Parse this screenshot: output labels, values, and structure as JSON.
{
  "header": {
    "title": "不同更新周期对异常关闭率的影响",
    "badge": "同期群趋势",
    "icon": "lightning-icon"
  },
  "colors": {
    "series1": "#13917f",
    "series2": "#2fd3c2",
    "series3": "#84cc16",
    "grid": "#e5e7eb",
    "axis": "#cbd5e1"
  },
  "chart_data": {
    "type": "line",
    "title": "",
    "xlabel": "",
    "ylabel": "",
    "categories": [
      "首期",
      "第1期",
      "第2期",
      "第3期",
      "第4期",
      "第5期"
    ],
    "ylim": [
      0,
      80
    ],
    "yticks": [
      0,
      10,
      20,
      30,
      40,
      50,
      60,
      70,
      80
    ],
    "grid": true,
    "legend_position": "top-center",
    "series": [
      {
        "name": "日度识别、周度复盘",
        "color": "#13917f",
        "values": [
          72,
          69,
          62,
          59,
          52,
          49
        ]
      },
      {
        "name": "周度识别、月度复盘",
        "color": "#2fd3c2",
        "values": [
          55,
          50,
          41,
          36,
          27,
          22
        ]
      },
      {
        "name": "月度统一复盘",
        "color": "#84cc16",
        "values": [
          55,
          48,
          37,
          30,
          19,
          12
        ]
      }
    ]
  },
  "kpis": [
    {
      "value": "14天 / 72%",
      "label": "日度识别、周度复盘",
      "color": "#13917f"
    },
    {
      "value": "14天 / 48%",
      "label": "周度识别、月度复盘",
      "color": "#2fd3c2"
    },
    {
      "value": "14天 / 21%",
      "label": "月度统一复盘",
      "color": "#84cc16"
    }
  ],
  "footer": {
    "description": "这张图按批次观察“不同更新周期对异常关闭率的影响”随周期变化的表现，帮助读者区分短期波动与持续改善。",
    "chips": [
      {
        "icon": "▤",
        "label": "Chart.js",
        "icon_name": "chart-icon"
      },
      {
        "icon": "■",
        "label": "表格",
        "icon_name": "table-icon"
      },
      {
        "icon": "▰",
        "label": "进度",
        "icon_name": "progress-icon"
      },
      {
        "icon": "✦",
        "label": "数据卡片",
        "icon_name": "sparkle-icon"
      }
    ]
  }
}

==========

**WHAT THIS TASK INVOLVES**
Copy each line that holds the word "icon".

**TASK RESPONSE**
    "icon": "lightning-icon"
        "icon": "▤",
        "icon_name": "chart-icon"
        "icon": "■",
        "icon_name": "table-icon"
        "icon": "▰",
        "icon_name": "progress-icon"
        "icon": "✦",
        "icon_name": "sparkle-icon"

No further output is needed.